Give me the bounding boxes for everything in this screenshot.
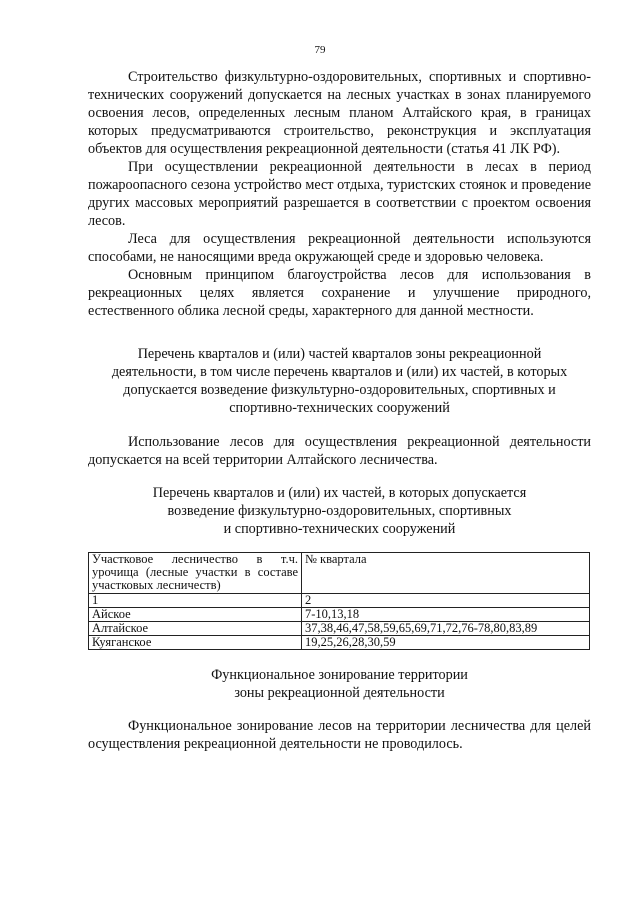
- table-header-cell: № квартала: [302, 553, 590, 594]
- heading-line: возведение физкультурно-оздоровительных, спортивных: [167, 503, 512, 519]
- heading-line: Перечень кварталов и (или) частей кварталов зоны рекреационной: [137, 346, 542, 362]
- table-header-cell: Участковое лесничество в т.ч. урочища (лесные участки в составе участковых лесничеств): [89, 553, 302, 594]
- paragraph-fire-season: При осуществлении рекреационной деятельности в лесах в период пожароопасного сезона устройство мест отдыха, туристских стоянок и проведение других массовых мероприятий разрешается в соответствии с проектом освоения лесов.: [88, 159, 591, 229]
- paragraph-zoning: Функциональное зонирование лесов на территории лесничества для целей осуществления рекреационной деятельности не проводилось.: [88, 718, 591, 752]
- heading-line: Функциональное зонирование территории: [211, 667, 468, 683]
- table-row: [89, 636, 590, 650]
- paragraph-usage-methods: Леса для осуществления рекреационной деятельности используются способами, не наносящими вреда окружающей среде и здоровью человека.: [88, 231, 591, 265]
- heading-line: Перечень кварталов и (или) их частей, в которых допускается: [152, 485, 527, 501]
- paragraph-usage-territory: Использование лесов для осуществления рекреационной деятельности допускается на всей территории Алтайского лесничества.: [88, 434, 591, 468]
- zoning-section: [88, 717, 591, 753]
- table-cell: 2: [302, 594, 590, 608]
- paragraph-main-principle: Основным принципом благоустройства лесов для использования в рекреационных целях является сохранение и улучшение природного, естественного облика лесной среды, характерного для данной местности.: [88, 267, 591, 319]
- page-number: 79: [314, 44, 326, 56]
- table-cell: 37,38,46,47,58,59,65,69,71,72,76-78,80,83,89: [302, 622, 590, 636]
- heading-functional-zoning: [88, 666, 591, 702]
- table-cell: 1: [89, 594, 302, 608]
- table-numbering-row: [89, 594, 590, 608]
- table-row: [89, 622, 590, 636]
- heading-table-title: [88, 484, 591, 538]
- table-cell: Куяганское: [89, 636, 302, 650]
- heading-line: зоны рекреационной деятельности: [234, 685, 445, 701]
- paragraph-construction: Строительство физкультурно-оздоровительных, спортивных и спортивно-технических сооружений допускается на лесных участках в зонах планируемого освоения лесов, определенных лесным планом Алтайского края, в границах которых предусматриваются строительство, реконструкция и эксплуатация объектов для осуществления рекреационной деятельности (статья 41 ЛК РФ).: [88, 69, 591, 157]
- intro-section: [88, 68, 591, 320]
- table-cell: Айское: [89, 608, 302, 622]
- usage-section: [88, 433, 591, 469]
- quarters-table: [88, 552, 590, 650]
- heading-line: и спортивно-технических сооружений: [223, 521, 456, 537]
- table-cell: 19,25,26,28,30,59: [302, 636, 590, 650]
- heading-line: допускается возведение физкультурно-оздоровительных, спортивных и: [123, 382, 556, 398]
- heading-line: деятельности, в том числе перечень кварталов и (или) их частей, в которых: [111, 364, 568, 380]
- heading-line: спортивно-технических сооружений: [229, 400, 450, 416]
- table-header-row: [89, 553, 590, 594]
- table-cell: 7-10,13,18: [302, 608, 590, 622]
- table-row: [89, 608, 590, 622]
- table-cell: Алтайское: [89, 622, 302, 636]
- heading-quarters-list: [88, 345, 591, 417]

__________

## EXERCISE
Return every line of the records that contains the string "зонирование". Case counts, so a line matches only if the capitalization is the same.

## EXPECTED OUTPUT
- paragraph-zoning: Функциональное зонирование лесов на территории лесничества для целей осуществления рекреационной деятельности не проводилось.: [88, 718, 591, 752]
- heading-line: Функциональное зонирование территории: [211, 667, 468, 683]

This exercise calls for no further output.